(Figure record listings)
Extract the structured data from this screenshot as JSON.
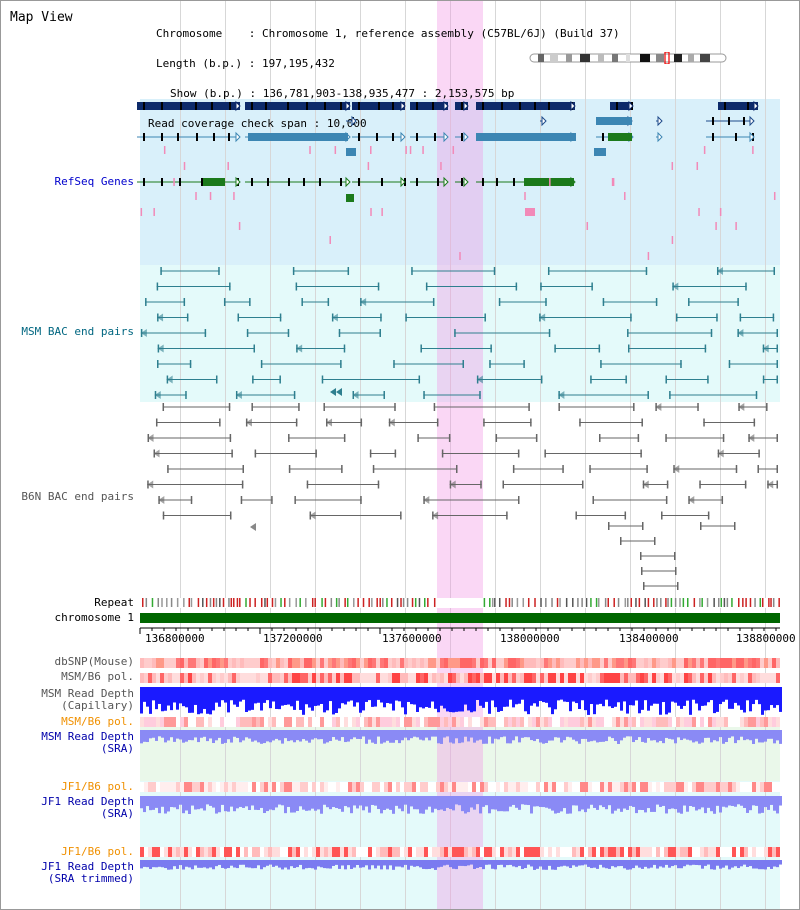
{
  "header": {
    "view_title": "Map View",
    "chromosome_label": "Chromosome",
    "chromosome_value": "Chromosome 1, reference assembly (C57BL/6J) (Build 37)",
    "length_label": "Length (b.p.)",
    "length_value": "197,195,432",
    "show_label": "Show (b.p.)",
    "show_value": "136,781,903-138,935,477 : 2,153,575 bp",
    "coverage_label": "Read coverage check span",
    "coverage_value": "10,000"
  },
  "tracks": {
    "refseq": "RefSeq Genes",
    "msm_bac": "MSM BAC end pairs",
    "b6n_bac": "B6N BAC end pairs",
    "repeat": "Repeat",
    "chromosome": "chromosome 1",
    "dbsnp": "dbSNP(Mouse)",
    "msm_b6_pol": "MSM/B6 pol.",
    "msm_depth_cap_1": "MSM Read Depth",
    "msm_depth_cap_2": "(Capillary)",
    "msm_b6_pol_2": "MSM/B6 pol.",
    "msm_depth_sra_1": "MSM Read Depth",
    "msm_depth_sra_2": "(SRA)",
    "jf1_b6_pol": "JF1/B6 pol.",
    "jf1_depth_sra_1": "JF1 Read Depth",
    "jf1_depth_sra_2": "(SRA)",
    "jf1_b6_pol_2": "JF1/B6 pol.",
    "jf1_depth_trim_1": "JF1 Read Depth",
    "jf1_depth_trim_2": "(SRA trimmed)"
  },
  "axis_ticks": [
    "136800000",
    "137200000",
    "137600000",
    "138000000",
    "138400000",
    "138800000"
  ],
  "colors": {
    "refseq_bg": "#d9f0fa",
    "bac_msm_bg": "#e4fafa",
    "highlight": "#f8d1f2",
    "refseq_label": "#0000cc",
    "msm_label": "#006680",
    "b6n_label": "#555555",
    "pol_label_orange": "#f09000",
    "depth_label": "#0000aa",
    "chromosome_bar": "#006600"
  }
}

(Brief) Restate every line above word for word. Do not carry over the images.

(Task response)
Extract the structured data from this screenshot as JSON.
{
  "header": {
    "view_title": "Map View",
    "chromosome_label": "Chromosome",
    "chromosome_value": "Chromosome 1, reference assembly (C57BL/6J) (Build 37)",
    "length_label": "Length (b.p.)",
    "length_value": "197,195,432",
    "show_label": "Show (b.p.)",
    "show_value": "136,781,903-138,935,477 : 2,153,575 bp",
    "coverage_label": "Read coverage check span",
    "coverage_value": "10,000"
  },
  "tracks": {
    "refseq": "RefSeq Genes",
    "msm_bac": "MSM BAC end pairs",
    "b6n_bac": "B6N BAC end pairs",
    "repeat": "Repeat",
    "chromosome": "chromosome 1",
    "dbsnp": "dbSNP(Mouse)",
    "msm_b6_pol": "MSM/B6 pol.",
    "msm_depth_cap_1": "MSM Read Depth",
    "msm_depth_cap_2": "(Capillary)",
    "msm_b6_pol_2": "MSM/B6 pol.",
    "msm_depth_sra_1": "MSM Read Depth",
    "msm_depth_sra_2": "(SRA)",
    "jf1_b6_pol": "JF1/B6 pol.",
    "jf1_depth_sra_1": "JF1 Read Depth",
    "jf1_depth_sra_2": "(SRA)",
    "jf1_b6_pol_2": "JF1/B6 pol.",
    "jf1_depth_trim_1": "JF1 Read Depth",
    "jf1_depth_trim_2": "(SRA trimmed)"
  },
  "axis_ticks": [
    "136800000",
    "137200000",
    "137600000",
    "138000000",
    "138400000",
    "138800000"
  ],
  "colors": {
    "refseq_bg": "#d9f0fa",
    "bac_msm_bg": "#e4fafa",
    "highlight": "#f8d1f2",
    "refseq_label": "#0000cc",
    "msm_label": "#006680",
    "b6n_label": "#555555",
    "pol_label_orange": "#f09000",
    "depth_label": "#0000aa",
    "chromosome_bar": "#006600"
  }
}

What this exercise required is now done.